GIVEN INSTRUCTION = Draw out every line with the word "this" from the listing below.

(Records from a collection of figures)
------------------------------------------------

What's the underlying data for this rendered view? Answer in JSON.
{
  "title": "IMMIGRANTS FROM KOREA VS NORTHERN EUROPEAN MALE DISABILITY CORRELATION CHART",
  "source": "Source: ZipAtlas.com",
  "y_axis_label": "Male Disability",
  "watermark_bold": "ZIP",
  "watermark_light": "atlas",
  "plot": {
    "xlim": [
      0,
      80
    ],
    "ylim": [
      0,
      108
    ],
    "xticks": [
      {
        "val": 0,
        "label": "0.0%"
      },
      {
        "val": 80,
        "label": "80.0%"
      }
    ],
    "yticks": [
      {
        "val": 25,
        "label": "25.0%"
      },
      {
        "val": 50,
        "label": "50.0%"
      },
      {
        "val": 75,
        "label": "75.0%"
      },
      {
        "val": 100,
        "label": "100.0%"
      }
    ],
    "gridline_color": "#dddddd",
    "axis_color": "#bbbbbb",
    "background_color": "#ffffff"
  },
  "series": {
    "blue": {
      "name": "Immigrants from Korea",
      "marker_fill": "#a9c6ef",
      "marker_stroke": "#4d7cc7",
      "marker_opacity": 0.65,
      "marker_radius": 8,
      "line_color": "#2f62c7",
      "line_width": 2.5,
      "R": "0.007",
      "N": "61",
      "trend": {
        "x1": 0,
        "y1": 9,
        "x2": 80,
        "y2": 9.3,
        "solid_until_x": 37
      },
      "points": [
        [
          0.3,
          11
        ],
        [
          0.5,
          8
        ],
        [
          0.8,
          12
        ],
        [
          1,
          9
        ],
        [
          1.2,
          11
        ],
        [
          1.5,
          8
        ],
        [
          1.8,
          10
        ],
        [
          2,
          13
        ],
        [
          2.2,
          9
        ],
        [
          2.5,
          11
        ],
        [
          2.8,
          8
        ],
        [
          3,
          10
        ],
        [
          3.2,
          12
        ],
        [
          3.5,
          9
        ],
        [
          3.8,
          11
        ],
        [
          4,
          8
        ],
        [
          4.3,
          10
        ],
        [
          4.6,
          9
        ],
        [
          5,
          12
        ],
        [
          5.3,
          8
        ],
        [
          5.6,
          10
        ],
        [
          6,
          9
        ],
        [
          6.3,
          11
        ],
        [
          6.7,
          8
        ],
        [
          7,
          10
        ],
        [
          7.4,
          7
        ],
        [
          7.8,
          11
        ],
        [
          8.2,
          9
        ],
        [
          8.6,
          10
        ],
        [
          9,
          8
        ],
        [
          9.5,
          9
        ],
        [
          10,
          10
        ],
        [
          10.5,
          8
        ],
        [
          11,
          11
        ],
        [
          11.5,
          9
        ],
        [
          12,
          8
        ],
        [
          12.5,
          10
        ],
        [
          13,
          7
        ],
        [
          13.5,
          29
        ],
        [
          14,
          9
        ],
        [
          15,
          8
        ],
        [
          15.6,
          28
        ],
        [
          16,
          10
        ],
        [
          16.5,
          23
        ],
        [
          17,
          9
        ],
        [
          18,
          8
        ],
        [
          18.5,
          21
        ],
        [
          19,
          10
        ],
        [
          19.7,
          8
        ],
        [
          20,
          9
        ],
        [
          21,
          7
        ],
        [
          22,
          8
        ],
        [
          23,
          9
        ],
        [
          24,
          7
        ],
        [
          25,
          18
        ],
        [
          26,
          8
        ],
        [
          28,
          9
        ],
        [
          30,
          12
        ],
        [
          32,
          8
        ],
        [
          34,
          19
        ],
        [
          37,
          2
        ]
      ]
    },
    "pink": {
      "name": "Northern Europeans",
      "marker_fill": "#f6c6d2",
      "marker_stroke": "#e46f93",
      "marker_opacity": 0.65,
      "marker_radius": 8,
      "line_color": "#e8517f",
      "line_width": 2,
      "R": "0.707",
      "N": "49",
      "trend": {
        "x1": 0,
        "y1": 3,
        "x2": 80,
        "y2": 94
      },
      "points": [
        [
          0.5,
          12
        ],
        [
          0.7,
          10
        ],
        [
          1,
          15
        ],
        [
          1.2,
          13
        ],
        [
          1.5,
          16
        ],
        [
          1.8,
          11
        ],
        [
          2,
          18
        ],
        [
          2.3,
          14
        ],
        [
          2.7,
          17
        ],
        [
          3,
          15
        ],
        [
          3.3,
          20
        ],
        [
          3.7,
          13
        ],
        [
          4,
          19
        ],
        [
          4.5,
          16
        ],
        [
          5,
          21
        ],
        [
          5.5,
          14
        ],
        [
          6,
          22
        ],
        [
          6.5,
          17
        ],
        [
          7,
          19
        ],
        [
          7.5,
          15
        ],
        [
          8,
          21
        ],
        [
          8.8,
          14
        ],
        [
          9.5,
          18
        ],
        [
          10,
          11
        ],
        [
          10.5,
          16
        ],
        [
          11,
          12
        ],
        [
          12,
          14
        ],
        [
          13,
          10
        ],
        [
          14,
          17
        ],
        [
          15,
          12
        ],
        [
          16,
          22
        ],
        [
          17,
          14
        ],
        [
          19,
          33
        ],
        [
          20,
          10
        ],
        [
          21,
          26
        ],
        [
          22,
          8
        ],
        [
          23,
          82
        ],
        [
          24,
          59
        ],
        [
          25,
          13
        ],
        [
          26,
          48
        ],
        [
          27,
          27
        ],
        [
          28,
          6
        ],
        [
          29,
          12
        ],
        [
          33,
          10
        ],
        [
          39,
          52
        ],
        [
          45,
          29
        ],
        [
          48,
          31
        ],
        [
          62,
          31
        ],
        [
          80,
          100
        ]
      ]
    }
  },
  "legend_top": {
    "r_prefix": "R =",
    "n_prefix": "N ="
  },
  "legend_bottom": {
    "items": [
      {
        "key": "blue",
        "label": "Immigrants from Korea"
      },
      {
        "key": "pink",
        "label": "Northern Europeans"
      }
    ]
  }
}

------------------------------------------------

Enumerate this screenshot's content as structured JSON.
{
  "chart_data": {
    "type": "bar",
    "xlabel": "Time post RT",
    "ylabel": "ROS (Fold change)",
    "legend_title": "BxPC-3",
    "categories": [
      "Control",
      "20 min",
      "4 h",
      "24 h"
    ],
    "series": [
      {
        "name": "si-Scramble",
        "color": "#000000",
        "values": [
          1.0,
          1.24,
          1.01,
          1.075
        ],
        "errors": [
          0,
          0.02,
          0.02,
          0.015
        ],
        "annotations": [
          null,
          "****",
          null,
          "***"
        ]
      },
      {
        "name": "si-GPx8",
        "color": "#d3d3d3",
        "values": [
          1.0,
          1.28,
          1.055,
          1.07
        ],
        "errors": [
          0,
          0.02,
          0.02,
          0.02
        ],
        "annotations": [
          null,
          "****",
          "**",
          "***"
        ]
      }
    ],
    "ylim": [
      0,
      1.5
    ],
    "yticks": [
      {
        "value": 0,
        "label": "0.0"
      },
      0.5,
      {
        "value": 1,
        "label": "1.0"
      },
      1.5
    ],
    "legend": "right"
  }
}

------------------------------------------------

REPLY TO THE EXERCISE =
What's the underlying data for this rendered view? Answer in JSON.
Enumerate this screenshot's content as structured JSON.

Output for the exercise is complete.